YOUR INSTRUCTIONS → Quote all of the data below exactly, please.

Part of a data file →
--*--
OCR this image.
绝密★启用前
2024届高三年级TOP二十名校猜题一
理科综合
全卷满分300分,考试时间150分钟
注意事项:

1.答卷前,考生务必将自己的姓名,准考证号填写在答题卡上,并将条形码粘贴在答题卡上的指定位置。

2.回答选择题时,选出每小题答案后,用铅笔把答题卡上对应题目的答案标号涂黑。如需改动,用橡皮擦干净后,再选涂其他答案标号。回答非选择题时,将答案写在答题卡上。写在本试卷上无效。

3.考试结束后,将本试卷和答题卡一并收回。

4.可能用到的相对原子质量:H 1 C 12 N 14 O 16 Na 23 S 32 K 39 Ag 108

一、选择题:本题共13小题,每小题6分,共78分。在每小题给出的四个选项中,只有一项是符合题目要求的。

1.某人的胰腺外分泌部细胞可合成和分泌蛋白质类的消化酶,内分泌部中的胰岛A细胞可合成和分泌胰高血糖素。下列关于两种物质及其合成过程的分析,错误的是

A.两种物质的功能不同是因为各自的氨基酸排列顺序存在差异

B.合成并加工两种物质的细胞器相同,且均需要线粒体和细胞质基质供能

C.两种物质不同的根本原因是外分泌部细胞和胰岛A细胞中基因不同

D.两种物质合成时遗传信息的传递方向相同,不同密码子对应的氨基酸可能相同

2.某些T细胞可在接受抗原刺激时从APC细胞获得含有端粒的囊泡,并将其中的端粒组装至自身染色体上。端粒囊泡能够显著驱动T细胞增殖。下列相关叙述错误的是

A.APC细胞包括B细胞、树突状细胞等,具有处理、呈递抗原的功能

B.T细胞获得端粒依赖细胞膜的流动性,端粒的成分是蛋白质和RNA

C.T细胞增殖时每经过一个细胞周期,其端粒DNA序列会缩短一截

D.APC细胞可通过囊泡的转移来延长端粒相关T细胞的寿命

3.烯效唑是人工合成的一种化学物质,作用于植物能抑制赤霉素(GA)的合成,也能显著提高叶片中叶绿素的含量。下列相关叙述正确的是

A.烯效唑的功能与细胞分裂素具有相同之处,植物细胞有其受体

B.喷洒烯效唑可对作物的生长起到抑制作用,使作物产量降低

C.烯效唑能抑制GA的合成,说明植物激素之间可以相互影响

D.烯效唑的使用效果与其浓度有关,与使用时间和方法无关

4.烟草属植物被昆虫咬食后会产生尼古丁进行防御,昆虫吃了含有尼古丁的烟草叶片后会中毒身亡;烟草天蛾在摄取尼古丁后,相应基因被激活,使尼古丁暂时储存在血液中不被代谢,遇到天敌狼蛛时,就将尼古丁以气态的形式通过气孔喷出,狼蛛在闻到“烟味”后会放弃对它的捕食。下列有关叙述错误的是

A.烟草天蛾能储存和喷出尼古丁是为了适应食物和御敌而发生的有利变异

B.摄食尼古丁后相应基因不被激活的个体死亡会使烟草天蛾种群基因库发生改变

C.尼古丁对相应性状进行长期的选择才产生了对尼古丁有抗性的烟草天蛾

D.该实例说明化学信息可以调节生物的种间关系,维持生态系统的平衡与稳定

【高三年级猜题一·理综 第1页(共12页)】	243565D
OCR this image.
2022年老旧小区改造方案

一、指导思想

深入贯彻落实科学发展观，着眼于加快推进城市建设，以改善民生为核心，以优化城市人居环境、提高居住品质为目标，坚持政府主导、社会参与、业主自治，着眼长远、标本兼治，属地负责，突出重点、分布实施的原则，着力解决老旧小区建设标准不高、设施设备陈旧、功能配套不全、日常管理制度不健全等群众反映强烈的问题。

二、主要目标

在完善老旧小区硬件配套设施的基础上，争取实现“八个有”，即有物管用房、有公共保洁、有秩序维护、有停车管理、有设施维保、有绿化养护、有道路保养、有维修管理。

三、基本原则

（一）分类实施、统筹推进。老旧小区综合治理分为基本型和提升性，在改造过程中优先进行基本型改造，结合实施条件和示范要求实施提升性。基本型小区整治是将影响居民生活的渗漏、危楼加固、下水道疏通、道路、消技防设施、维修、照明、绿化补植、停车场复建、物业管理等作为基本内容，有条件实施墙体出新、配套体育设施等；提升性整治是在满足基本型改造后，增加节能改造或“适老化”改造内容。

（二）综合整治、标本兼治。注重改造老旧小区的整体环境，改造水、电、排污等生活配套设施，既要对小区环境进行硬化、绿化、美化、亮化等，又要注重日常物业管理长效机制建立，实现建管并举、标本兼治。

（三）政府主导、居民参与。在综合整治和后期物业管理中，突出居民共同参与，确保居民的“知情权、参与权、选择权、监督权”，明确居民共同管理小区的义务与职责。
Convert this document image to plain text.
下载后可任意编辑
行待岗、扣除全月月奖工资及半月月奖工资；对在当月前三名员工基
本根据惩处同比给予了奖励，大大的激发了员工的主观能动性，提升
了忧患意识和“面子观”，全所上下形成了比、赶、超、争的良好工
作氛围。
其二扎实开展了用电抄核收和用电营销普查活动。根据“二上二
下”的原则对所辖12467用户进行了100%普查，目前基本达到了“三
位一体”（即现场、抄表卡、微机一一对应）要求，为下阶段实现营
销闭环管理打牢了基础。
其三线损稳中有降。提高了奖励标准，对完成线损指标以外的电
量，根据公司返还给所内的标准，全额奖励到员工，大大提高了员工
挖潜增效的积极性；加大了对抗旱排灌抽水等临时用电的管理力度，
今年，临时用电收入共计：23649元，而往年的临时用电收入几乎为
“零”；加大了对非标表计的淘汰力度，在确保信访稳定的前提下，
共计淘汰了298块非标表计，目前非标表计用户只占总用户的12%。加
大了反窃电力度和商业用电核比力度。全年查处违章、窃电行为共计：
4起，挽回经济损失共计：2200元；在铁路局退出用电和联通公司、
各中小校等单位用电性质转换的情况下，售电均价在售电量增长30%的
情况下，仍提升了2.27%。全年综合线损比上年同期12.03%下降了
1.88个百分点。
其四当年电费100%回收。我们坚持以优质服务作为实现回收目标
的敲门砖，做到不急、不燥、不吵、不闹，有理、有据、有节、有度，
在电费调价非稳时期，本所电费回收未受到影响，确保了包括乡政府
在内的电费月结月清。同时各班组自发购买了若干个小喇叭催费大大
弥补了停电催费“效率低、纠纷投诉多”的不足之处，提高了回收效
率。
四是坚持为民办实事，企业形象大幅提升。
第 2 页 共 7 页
--*--
TASK OUTPUT →
OCR this image.
绝密★启用前
2024届高三年级TOP二十名校猜题一
理科综合
全卷满分300分,考试时间150分钟
注意事项:

1.答卷前,考生务必将自己的姓名,准考证号填写在答题卡上,并将条形码粘贴在答题卡上的指定位置。

2.回答选择题时,选出每小题答案后,用铅笔把答题卡上对应题目的答案标号涂黑。如需改动,用橡皮擦干净后,再选涂其他答案标号。回答非选择题时,将答案写在答题卡上。写在本试卷上无效。

3.考试结束后,将本试卷和答题卡一并收回。

4.可能用到的相对原子质量:H 1 C 12 N 14 O 16 Na 23 S 32 K 39 Ag 108

一、选择题:本题共13小题,每小题6分,共78分。在每小题给出的四个选项中,只有一项是符合题目要求的。

1.某人的胰腺外分泌部细胞可合成和分泌蛋白质类的消化酶,内分泌部中的胰岛A细胞可合成和分泌胰高血糖素。下列关于两种物质及其合成过程的分析,错误的是

A.两种物质的功能不同是因为各自的氨基酸排列顺序存在差异

B.合成并加工两种物质的细胞器相同,且均需要线粒体和细胞质基质供能

C.两种物质不同的根本原因是外分泌部细胞和胰岛A细胞中基因不同

D.两种物质合成时遗传信息的传递方向相同,不同密码子对应的氨基酸可能相同

2.某些T细胞可在接受抗原刺激时从APC细胞获得含有端粒的囊泡,并将其中的端粒组装至自身染色体上。端粒囊泡能够显著驱动T细胞增殖。下列相关叙述错误的是

A.APC细胞包括B细胞、树突状细胞等,具有处理、呈递抗原的功能

B.T细胞获得端粒依赖细胞膜的流动性,端粒的成分是蛋白质和RNA

C.T细胞增殖时每经过一个细胞周期,其端粒DNA序列会缩短一截

D.APC细胞可通过囊泡的转移来延长端粒相关T细胞的寿命

3.烯效唑是人工合成的一种化学物质,作用于植物能抑制赤霉素(GA)的合成,也能显著提高叶片中叶绿素的含量。下列相关叙述正确的是

A.烯效唑的功能与细胞分裂素具有相同之处,植物细胞有其受体

B.喷洒烯效唑可对作物的生长起到抑制作用,使作物产量降低

C.烯效唑能抑制GA的合成,说明植物激素之间可以相互影响

D.烯效唑的使用效果与其浓度有关,与使用时间和方法无关

4.烟草属植物被昆虫咬食后会产生尼古丁进行防御,昆虫吃了含有尼古丁的烟草叶片后会中毒身亡;烟草天蛾在摄取尼古丁后,相应基因被激活,使尼古丁暂时储存在血液中不被代谢,遇到天敌狼蛛时,就将尼古丁以气态的形式通过气孔喷出,狼蛛在闻到“烟味”后会放弃对它的捕食。下列有关叙述错误的是

A.烟草天蛾能储存和喷出尼古丁是为了适应食物和御敌而发生的有利变异

B.摄食尼古丁后相应基因不被激活的个体死亡会使烟草天蛾种群基因库发生改变

C.尼古丁对相应性状进行长期的选择才产生了对尼古丁有抗性的烟草天蛾

D.该实例说明化学信息可以调节生物的种间关系,维持生态系统的平衡与稳定

【高三年级猜题一·理综 第1页(共12页)】	243565D
OCR this image.
2022年老旧小区改造方案

一、指导思想

深入贯彻落实科学发展观，着眼于加快推进城市建设，以改善民生为核心，以优化城市人居环境、提高居住品质为目标，坚持政府主导、社会参与、业主自治，着眼长远、标本兼治，属地负责，突出重点、分布实施的原则，着力解决老旧小区建设标准不高、设施设备陈旧、功能配套不全、日常管理制度不健全等群众反映强烈的问题。

二、主要目标

在完善老旧小区硬件配套设施的基础上，争取实现“八个有”，即有物管用房、有公共保洁、有秩序维护、有停车管理、有设施维保、有绿化养护、有道路保养、有维修管理。

三、基本原则

（一）分类实施、统筹推进。老旧小区综合治理分为基本型和提升性，在改造过程中优先进行基本型改造，结合实施条件和示范要求实施提升性。基本型小区整治是将影响居民生活的渗漏、危楼加固、下水道疏通、道路、消技防设施、维修、照明、绿化补植、停车场复建、物业管理等作为基本内容，有条件实施墙体出新、配套体育设施等；提升性整治是在满足基本型改造后，增加节能改造或“适老化”改造内容。

（二）综合整治、标本兼治。注重改造老旧小区的整体环境，改造水、电、排污等生活配套设施，既要对小区环境进行硬化、绿化、美化、亮化等，又要注重日常物业管理长效机制建立，实现建管并举、标本兼治。

（三）政府主导、居民参与。在综合整治和后期物业管理中，突出居民共同参与，确保居民的“知情权、参与权、选择权、监督权”，明确居民共同管理小区的义务与职责。
Convert this document image to plain text.
下载后可任意编辑
行待岗、扣除全月月奖工资及半月月奖工资；对在当月前三名员工基
本根据惩处同比给予了奖励，大大的激发了员工的主观能动性，提升
了忧患意识和“面子观”，全所上下形成了比、赶、超、争的良好工
作氛围。
其二扎实开展了用电抄核收和用电营销普查活动。根据“二上二
下”的原则对所辖12467用户进行了100%普查，目前基本达到了“三
位一体”（即现场、抄表卡、微机一一对应）要求，为下阶段实现营
销闭环管理打牢了基础。
其三线损稳中有降。提高了奖励标准，对完成线损指标以外的电
量，根据公司返还给所内的标准，全额奖励到员工，大大提高了员工
挖潜增效的积极性；加大了对抗旱排灌抽水等临时用电的管理力度，
今年，临时用电收入共计：23649元，而往年的临时用电收入几乎为
“零”；加大了对非标表计的淘汰力度，在确保信访稳定的前提下，
共计淘汰了298块非标表计，目前非标表计用户只占总用户的12%。加
大了反窃电力度和商业用电核比力度。全年查处违章、窃电行为共计：
4起，挽回经济损失共计：2200元；在铁路局退出用电和联通公司、
各中小校等单位用电性质转换的情况下，售电均价在售电量增长30%的
情况下，仍提升了2.27%。全年综合线损比上年同期12.03%下降了
1.88个百分点。
其四当年电费100%回收。我们坚持以优质服务作为实现回收目标
的敲门砖，做到不急、不燥、不吵、不闹，有理、有据、有节、有度，
在电费调价非稳时期，本所电费回收未受到影响，确保了包括乡政府
在内的电费月结月清。同时各班组自发购买了若干个小喇叭催费大大
弥补了停电催费“效率低、纠纷投诉多”的不足之处，提高了回收效
率。
四是坚持为民办实事，企业形象大幅提升。
第 2 页 共 7 页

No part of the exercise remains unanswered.